===== INPUT FOR THIS TASK =====
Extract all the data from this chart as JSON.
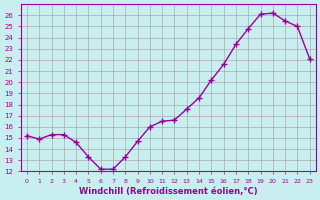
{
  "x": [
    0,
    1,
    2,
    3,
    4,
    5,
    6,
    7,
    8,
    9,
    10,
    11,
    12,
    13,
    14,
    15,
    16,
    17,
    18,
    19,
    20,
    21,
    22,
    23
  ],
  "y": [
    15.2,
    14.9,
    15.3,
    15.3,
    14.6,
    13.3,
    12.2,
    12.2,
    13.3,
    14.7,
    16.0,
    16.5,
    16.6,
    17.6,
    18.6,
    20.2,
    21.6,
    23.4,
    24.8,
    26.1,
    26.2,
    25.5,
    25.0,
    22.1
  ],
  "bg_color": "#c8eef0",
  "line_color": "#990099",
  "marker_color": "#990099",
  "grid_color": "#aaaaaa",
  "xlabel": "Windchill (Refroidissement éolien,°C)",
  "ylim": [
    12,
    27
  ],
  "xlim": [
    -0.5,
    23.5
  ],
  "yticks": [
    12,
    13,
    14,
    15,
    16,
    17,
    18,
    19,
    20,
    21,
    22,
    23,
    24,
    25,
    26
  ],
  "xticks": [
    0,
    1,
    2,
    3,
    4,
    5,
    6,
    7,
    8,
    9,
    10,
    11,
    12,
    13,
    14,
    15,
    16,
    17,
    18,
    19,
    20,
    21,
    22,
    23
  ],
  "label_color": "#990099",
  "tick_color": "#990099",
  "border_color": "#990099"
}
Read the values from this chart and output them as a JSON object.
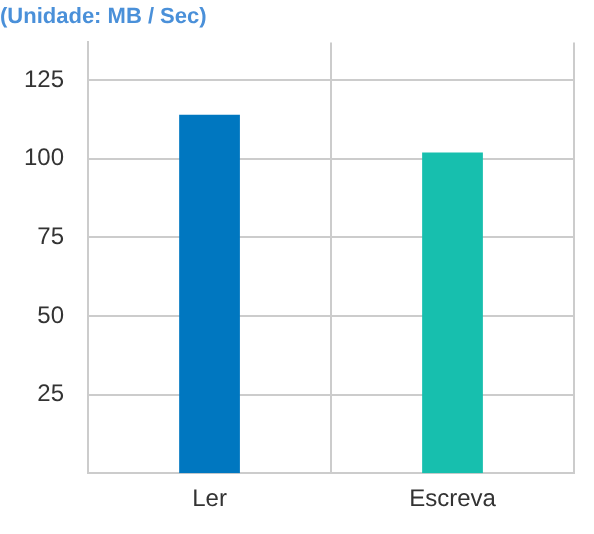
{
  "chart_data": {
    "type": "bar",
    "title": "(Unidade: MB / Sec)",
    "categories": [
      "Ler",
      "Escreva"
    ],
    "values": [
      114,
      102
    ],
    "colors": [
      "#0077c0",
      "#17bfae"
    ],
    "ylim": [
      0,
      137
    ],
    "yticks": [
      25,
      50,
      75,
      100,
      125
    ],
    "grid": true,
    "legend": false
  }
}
=====
* [EXERCISE]
Copy every entry word for word, but omit the pictures.

* [COMPLETE RESPONSE]
Extract all the data from this chart as JSON.
{
  "x": [
    0,
    1,
    2,
    3,
    4,
    5,
    6,
    7,
    8,
    9,
    10,
    11,
    12,
    13,
    14,
    15,
    16,
    17,
    18,
    19,
    20,
    21,
    22,
    23
  ],
  "y": [
    15.2,
    14.9,
    15.3,
    15.3,
    14.6,
    13.3,
    12.2,
    12.2,
    13.3,
    14.7,
    16.0,
    16.5,
    16.6,
    17.6,
    18.6,
    20.2,
    21.6,
    23.4,
    24.8,
    26.1,
    26.2,
    25.5,
    25.0,
    22.1
  ],
  "bg_color": "#c8eef0",
  "line_color": "#990099",
  "marker_color": "#990099",
  "grid_color": "#aaaaaa",
  "xlabel": "Windchill (Refroidissement éolien,°C)",
  "ylim": [
    12,
    27
  ],
  "xlim": [
    -0.5,
    23.5
  ],
  "yticks": [
    12,
    13,
    14,
    15,
    16,
    17,
    18,
    19,
    20,
    21,
    22,
    23,
    24,
    25,
    26
  ],
  "xticks": [
    0,
    1,
    2,
    3,
    4,
    5,
    6,
    7,
    8,
    9,
    10,
    11,
    12,
    13,
    14,
    15,
    16,
    17,
    18,
    19,
    20,
    21,
    22,
    23
  ],
  "label_color": "#990099",
  "tick_color": "#990099",
  "border_color": "#990099"
}
Read the values from this chart and output them as a JSON object.
{
  "chart_data": {
    "type": "bar",
    "title": "(Unidade: MB / Sec)",
    "categories": [
      "Ler",
      "Escreva"
    ],
    "values": [
      114,
      102
    ],
    "colors": [
      "#0077c0",
      "#17bfae"
    ],
    "ylim": [
      0,
      137
    ],
    "yticks": [
      25,
      50,
      75,
      100,
      125
    ],
    "grid": true,
    "legend": false
  }
}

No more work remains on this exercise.